RECORDS FOR THIS TASK:
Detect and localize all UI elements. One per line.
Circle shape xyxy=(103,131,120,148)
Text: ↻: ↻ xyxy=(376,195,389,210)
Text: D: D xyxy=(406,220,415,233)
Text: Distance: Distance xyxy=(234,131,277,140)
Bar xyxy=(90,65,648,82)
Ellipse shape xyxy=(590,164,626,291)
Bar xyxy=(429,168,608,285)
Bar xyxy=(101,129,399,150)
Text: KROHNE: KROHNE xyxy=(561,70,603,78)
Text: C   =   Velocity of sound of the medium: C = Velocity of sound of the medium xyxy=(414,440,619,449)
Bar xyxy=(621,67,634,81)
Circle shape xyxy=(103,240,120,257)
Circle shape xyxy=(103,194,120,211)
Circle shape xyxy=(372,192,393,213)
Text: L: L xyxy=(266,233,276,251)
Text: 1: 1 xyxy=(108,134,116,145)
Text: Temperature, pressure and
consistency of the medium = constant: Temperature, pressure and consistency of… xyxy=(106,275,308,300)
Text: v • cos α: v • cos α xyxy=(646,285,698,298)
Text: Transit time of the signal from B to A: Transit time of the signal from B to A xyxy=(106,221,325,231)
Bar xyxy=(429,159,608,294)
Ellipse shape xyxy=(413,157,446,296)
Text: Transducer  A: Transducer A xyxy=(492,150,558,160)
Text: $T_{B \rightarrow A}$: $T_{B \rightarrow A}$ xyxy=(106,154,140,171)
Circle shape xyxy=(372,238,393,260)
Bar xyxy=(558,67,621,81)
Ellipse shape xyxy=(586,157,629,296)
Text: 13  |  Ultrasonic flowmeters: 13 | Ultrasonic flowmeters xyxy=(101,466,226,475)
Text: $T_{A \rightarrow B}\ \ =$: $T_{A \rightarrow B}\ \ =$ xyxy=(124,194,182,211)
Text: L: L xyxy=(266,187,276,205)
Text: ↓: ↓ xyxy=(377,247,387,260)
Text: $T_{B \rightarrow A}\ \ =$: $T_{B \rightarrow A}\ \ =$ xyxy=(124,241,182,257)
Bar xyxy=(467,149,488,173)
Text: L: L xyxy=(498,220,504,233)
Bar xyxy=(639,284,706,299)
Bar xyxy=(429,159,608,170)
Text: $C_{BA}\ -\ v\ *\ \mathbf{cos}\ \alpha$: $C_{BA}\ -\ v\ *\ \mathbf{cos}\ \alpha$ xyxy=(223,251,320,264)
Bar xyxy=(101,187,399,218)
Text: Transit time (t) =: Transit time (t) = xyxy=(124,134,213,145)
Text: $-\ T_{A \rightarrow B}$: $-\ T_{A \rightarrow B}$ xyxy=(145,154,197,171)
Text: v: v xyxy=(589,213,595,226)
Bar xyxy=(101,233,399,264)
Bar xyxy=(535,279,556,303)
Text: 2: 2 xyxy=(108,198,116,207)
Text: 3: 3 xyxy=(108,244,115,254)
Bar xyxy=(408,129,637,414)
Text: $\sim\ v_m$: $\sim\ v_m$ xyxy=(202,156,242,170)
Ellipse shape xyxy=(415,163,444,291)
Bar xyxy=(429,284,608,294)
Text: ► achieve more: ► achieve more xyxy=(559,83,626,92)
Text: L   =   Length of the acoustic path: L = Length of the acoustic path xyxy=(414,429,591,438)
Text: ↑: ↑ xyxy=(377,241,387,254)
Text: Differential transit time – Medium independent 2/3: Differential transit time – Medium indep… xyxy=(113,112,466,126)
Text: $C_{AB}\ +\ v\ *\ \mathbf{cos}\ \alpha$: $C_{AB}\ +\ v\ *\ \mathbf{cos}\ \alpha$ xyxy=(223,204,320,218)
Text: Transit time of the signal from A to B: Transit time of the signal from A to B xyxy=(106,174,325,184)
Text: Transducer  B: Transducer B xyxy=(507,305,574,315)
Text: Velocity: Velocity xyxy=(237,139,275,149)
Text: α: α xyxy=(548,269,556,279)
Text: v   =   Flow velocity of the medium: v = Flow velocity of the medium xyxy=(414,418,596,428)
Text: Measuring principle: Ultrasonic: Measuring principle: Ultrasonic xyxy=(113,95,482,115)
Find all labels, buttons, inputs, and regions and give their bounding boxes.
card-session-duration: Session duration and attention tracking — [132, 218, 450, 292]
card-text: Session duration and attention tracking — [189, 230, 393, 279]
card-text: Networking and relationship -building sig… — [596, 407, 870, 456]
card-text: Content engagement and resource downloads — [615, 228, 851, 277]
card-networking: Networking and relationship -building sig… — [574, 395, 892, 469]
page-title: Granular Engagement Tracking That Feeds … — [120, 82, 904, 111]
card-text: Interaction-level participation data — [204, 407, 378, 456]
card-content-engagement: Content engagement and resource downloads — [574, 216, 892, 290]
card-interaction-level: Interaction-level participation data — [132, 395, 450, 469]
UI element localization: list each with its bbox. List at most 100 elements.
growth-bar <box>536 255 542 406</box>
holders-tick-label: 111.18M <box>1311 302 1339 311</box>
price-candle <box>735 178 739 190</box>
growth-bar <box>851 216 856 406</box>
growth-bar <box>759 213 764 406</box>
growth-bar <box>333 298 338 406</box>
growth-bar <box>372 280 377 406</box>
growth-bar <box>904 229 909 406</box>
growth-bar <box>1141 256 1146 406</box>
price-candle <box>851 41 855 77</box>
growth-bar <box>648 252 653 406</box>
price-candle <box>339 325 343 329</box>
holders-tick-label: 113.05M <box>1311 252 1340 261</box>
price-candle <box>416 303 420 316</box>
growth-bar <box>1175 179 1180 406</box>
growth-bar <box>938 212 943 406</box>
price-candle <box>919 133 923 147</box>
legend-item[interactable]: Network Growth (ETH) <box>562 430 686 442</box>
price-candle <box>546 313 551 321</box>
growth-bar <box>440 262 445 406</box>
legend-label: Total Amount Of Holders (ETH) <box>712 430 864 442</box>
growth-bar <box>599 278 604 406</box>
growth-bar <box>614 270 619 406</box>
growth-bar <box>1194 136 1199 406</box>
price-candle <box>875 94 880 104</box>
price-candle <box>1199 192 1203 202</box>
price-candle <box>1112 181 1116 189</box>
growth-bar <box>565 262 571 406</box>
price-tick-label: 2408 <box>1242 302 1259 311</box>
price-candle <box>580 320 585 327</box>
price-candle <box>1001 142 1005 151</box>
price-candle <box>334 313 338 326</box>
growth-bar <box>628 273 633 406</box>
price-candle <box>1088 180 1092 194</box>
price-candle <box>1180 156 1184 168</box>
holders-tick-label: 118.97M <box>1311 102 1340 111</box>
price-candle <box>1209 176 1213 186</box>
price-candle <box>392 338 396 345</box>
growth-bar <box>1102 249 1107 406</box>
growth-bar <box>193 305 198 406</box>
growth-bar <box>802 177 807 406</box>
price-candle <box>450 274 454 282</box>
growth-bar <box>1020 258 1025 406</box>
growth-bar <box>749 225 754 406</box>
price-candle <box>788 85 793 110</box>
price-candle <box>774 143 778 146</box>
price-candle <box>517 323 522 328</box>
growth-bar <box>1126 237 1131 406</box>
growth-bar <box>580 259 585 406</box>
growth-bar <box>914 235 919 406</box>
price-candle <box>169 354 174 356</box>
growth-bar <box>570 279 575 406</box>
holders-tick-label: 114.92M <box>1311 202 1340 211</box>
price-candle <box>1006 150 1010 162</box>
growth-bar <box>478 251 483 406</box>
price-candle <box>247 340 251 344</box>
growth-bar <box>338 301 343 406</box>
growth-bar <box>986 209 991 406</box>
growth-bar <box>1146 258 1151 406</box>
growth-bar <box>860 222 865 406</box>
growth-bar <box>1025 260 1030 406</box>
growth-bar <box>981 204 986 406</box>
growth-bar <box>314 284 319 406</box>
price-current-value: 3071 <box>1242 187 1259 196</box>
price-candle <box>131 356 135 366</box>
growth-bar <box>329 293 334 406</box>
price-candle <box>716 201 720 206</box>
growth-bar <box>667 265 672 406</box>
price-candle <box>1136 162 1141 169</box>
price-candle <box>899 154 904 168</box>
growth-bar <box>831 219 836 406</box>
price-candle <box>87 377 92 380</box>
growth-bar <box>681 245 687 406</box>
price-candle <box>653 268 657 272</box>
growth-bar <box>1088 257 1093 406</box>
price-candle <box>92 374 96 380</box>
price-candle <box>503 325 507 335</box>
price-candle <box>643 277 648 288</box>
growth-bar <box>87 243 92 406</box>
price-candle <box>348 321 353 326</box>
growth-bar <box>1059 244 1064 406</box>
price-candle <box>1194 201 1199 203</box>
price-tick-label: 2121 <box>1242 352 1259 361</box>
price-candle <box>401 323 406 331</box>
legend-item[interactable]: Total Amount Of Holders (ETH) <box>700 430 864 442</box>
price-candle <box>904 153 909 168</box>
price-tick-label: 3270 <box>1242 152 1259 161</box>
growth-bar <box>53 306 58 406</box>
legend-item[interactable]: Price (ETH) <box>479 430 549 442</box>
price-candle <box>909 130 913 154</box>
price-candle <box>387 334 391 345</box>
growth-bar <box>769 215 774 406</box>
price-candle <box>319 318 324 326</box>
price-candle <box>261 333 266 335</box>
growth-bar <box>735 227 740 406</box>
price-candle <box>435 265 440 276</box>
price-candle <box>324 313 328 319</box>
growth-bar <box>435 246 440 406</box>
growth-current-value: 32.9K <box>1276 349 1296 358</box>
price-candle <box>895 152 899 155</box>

PROBLEM STATEMENT:
Reproduce everything from the start of the records down to the line containing "Text: v • cos", inclusive, with each "Circle shape" renamed "Disc shape" and nothing else altered. Give only those lines.

PROBLEM SOLUTION:
Detect and localize all UI elements. One per line.
Disc shape xyxy=(103,131,120,148)
Text: ↻: ↻ xyxy=(376,195,389,210)
Text: D: D xyxy=(406,220,415,233)
Text: Distance: Distance xyxy=(234,131,277,140)
Bar xyxy=(90,65,648,82)
Ellipse shape xyxy=(590,164,626,291)
Bar xyxy=(429,168,608,285)
Bar xyxy=(101,129,399,150)
Text: KROHNE: KROHNE xyxy=(561,70,603,78)
Text: C   =   Velocity of sound of the medium: C = Velocity of sound of the medium xyxy=(414,440,619,449)
Bar xyxy=(621,67,634,81)
Disc shape xyxy=(103,240,120,257)
Disc shape xyxy=(103,194,120,211)
Disc shape xyxy=(372,192,393,213)
Text: L: L xyxy=(266,233,276,251)
Text: 1: 1 xyxy=(108,134,116,145)
Text: Temperature, pressure and
consistency of the medium = constant: Temperature, pressure and consistency of… xyxy=(106,275,308,300)
Text: v • cos α: v • cos α xyxy=(646,285,698,298)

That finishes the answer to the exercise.